* begin Supplied entries *
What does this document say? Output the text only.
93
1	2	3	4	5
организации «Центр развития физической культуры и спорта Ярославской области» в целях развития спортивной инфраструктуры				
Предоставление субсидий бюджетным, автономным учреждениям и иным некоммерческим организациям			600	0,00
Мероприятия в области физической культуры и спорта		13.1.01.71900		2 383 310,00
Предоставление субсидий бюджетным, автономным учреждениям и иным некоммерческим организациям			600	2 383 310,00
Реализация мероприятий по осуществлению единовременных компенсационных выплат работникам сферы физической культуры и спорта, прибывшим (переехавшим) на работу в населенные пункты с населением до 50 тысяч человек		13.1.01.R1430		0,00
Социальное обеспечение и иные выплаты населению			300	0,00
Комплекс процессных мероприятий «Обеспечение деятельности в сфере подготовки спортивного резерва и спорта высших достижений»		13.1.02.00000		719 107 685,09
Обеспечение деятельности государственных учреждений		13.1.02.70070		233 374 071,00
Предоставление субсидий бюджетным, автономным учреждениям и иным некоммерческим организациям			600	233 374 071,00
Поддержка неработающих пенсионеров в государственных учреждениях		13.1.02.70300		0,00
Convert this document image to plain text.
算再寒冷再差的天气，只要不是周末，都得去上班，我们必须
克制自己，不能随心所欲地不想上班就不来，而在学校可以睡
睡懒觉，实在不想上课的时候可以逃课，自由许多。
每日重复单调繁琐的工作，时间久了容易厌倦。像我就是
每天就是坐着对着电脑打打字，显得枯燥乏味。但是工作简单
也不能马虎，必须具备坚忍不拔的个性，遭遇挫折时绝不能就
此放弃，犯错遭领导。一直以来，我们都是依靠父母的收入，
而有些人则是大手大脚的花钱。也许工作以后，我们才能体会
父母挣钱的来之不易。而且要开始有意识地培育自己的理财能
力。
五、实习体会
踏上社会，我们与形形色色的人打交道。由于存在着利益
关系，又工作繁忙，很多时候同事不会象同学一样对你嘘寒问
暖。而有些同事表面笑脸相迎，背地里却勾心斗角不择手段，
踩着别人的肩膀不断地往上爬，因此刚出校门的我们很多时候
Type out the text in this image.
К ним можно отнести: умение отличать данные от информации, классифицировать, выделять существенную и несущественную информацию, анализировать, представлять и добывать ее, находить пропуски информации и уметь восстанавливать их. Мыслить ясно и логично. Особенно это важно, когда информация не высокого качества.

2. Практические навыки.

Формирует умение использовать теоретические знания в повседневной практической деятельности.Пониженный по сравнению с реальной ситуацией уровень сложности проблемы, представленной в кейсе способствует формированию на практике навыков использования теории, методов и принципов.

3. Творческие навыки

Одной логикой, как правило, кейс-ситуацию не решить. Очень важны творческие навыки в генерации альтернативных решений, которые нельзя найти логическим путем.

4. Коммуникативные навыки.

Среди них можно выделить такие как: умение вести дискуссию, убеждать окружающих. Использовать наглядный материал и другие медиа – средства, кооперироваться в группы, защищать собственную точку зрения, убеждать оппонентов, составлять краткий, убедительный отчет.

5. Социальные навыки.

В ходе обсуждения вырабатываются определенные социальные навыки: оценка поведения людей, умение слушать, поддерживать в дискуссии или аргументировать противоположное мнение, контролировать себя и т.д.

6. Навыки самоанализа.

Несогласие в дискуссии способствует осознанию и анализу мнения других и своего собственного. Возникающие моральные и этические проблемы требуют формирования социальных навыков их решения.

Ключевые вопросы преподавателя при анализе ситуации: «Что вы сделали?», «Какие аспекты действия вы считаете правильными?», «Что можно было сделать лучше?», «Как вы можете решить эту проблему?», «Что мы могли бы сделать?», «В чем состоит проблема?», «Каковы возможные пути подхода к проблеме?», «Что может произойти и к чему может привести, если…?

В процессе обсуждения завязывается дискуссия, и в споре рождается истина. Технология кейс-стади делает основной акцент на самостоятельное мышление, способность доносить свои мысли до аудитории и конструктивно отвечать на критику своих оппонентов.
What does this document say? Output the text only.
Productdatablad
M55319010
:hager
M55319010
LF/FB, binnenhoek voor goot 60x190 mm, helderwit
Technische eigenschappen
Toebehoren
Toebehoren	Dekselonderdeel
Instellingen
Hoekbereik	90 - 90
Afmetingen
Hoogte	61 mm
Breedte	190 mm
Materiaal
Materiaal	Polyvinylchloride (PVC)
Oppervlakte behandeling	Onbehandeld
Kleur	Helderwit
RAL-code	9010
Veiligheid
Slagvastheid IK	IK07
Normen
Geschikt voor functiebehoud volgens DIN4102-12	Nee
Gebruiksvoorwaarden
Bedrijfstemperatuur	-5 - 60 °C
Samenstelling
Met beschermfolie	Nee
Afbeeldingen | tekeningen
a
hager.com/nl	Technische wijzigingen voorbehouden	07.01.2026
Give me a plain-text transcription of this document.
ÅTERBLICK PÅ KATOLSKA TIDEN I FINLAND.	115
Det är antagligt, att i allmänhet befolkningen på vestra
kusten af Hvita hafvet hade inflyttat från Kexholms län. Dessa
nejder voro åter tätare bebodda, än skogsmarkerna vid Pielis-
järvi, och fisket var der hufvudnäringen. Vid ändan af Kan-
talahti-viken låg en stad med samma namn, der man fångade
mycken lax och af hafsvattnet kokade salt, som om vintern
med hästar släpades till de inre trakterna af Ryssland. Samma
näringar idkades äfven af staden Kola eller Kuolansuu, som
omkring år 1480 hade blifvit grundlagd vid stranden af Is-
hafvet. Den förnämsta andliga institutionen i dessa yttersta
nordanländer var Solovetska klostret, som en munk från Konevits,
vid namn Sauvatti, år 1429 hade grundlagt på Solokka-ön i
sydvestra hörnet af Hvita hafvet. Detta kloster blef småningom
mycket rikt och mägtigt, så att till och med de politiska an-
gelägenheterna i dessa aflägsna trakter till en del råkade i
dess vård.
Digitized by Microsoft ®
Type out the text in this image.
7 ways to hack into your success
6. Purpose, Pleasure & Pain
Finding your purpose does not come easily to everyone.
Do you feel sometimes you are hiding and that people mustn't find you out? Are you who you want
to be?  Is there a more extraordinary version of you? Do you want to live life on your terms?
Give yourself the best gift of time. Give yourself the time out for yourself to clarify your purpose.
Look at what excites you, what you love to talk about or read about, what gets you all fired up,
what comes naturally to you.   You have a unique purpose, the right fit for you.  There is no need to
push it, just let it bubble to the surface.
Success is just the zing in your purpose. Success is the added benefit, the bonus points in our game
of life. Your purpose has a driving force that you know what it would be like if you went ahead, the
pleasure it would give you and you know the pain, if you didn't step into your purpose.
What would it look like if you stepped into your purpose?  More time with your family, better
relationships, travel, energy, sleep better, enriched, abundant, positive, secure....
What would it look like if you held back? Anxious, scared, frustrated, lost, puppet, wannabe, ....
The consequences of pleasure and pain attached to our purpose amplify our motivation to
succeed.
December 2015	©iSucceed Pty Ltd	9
* end Supplied entries *
Show every line in the records above that contains the word "некоммерческим".

Предоставление субсидий бюджетным, автономным учреждениям и иным некоммерческим организациям			600	0,00
Предоставление субсидий бюджетным, автономным учреждениям и иным некоммерческим организациям			600	2 383 310,00
Предоставление субсидий бюджетным, автономным учреждениям и иным некоммерческим организациям			600	233 374 071,00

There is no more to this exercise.